Given problem: Look through the records that follow. Copy every line containing the word "ربيع".

[Collection entries]
··········
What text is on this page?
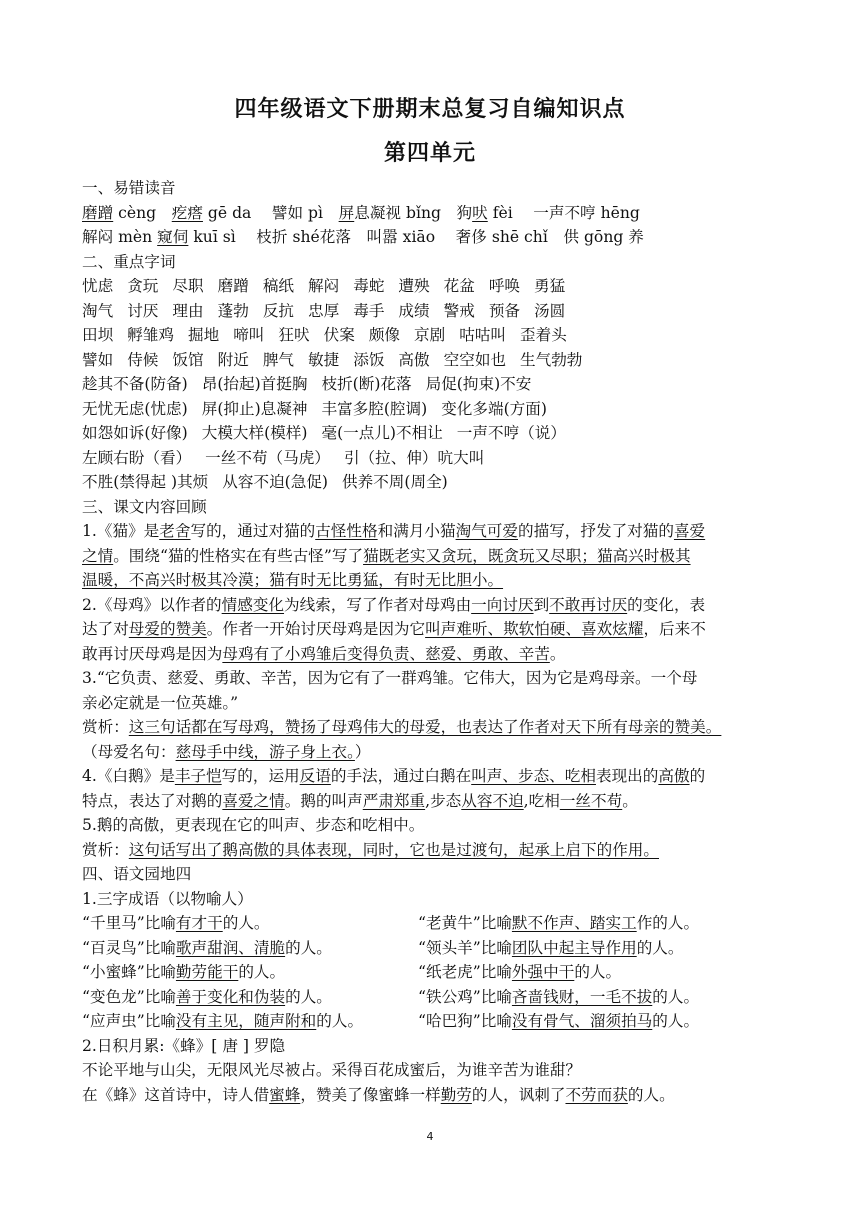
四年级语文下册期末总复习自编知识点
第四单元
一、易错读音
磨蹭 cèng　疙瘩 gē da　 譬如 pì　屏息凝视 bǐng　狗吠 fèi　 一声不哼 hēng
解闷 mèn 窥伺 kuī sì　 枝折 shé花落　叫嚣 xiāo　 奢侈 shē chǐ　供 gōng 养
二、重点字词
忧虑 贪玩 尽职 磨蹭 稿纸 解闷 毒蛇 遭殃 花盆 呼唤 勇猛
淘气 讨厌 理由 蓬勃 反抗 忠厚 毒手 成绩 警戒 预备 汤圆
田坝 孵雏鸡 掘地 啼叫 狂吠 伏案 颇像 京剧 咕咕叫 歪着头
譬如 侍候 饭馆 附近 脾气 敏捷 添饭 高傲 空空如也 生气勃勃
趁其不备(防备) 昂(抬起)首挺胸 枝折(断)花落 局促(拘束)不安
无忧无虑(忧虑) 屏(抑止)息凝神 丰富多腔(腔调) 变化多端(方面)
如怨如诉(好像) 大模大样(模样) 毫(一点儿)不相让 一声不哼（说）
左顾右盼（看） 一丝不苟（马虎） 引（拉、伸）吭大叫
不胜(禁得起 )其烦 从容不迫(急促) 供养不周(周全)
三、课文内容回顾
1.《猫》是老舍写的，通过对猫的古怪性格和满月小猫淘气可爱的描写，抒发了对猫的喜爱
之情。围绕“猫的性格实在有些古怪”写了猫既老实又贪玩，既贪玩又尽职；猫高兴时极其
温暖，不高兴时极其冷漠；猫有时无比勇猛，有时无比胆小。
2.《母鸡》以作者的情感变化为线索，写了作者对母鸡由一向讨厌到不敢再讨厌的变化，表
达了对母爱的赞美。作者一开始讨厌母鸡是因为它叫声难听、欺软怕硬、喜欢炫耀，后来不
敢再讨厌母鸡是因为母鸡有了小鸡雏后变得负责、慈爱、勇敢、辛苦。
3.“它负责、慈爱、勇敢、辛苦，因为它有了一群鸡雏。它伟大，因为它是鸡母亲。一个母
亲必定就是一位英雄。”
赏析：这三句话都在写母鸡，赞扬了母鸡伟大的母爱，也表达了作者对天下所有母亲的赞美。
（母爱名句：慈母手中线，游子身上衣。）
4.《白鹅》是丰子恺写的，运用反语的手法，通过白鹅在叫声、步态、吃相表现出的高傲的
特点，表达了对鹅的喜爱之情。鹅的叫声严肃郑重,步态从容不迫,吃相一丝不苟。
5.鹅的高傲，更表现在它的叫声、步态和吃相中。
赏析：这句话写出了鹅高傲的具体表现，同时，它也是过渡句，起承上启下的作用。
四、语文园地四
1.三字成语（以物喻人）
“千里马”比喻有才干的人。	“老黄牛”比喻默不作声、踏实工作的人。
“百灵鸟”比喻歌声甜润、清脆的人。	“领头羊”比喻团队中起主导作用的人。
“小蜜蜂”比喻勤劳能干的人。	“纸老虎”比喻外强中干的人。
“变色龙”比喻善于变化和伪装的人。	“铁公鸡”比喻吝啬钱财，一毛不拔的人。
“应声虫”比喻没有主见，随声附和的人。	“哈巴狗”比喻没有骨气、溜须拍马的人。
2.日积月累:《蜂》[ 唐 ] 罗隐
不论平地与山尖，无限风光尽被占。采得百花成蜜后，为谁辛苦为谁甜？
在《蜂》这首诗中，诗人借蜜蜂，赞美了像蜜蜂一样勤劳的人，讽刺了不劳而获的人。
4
··········
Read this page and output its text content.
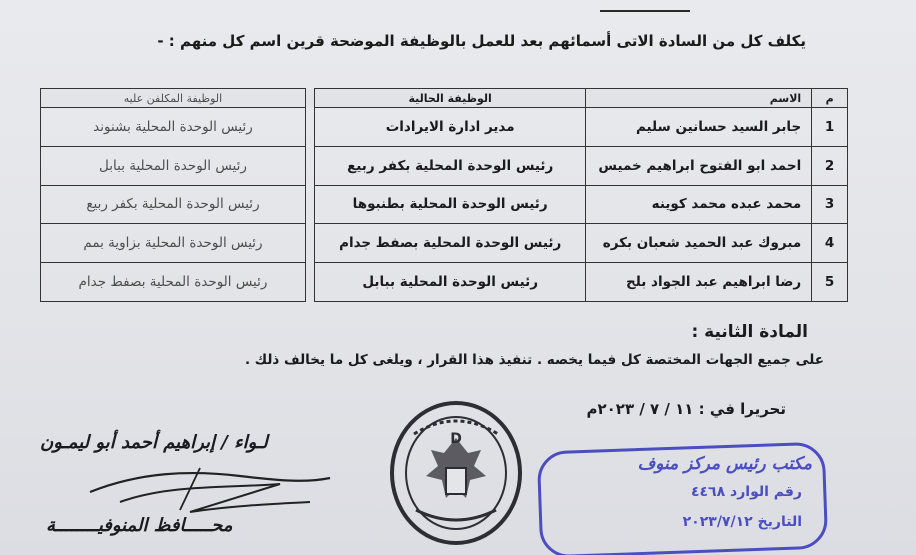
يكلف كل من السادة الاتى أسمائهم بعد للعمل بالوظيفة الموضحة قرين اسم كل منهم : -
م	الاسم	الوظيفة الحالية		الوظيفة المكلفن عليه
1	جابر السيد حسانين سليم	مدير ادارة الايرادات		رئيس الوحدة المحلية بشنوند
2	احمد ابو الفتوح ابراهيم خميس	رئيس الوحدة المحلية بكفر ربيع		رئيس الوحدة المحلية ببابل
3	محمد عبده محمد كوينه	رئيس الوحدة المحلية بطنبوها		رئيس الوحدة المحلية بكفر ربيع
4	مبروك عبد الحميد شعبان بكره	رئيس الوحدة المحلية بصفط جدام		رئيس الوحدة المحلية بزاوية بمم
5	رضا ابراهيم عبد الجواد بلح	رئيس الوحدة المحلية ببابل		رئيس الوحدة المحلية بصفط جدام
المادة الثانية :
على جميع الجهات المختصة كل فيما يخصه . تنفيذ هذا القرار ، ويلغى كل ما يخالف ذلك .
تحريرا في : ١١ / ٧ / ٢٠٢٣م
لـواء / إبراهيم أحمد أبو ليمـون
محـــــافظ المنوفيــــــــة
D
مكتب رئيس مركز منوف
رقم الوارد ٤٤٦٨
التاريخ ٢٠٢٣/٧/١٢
··········
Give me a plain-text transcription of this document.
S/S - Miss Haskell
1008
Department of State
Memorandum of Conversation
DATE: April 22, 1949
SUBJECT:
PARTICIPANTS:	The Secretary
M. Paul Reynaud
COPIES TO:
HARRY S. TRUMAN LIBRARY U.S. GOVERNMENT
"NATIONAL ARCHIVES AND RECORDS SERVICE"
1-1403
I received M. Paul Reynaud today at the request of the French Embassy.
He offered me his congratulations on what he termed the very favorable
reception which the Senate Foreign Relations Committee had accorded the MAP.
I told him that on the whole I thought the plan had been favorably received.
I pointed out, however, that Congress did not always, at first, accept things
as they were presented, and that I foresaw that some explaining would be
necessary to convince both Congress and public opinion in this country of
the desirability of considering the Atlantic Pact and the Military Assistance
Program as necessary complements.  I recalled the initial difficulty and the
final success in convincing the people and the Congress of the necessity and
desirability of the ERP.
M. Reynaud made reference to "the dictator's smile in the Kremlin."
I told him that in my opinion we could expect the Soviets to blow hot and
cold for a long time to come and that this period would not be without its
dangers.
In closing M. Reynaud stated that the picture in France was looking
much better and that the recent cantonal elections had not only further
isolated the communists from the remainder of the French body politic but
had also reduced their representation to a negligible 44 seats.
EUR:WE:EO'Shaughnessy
··········
Exercise output:
2	احمد ابو الفتوح ابراهيم خميس	رئيس الوحدة المحلية بكفر ربيع		رئيس الوحدة المحلية ببابل
3	محمد عبده محمد كوينه	رئيس الوحدة المحلية بطنبوها		رئيس الوحدة المحلية بكفر ربيع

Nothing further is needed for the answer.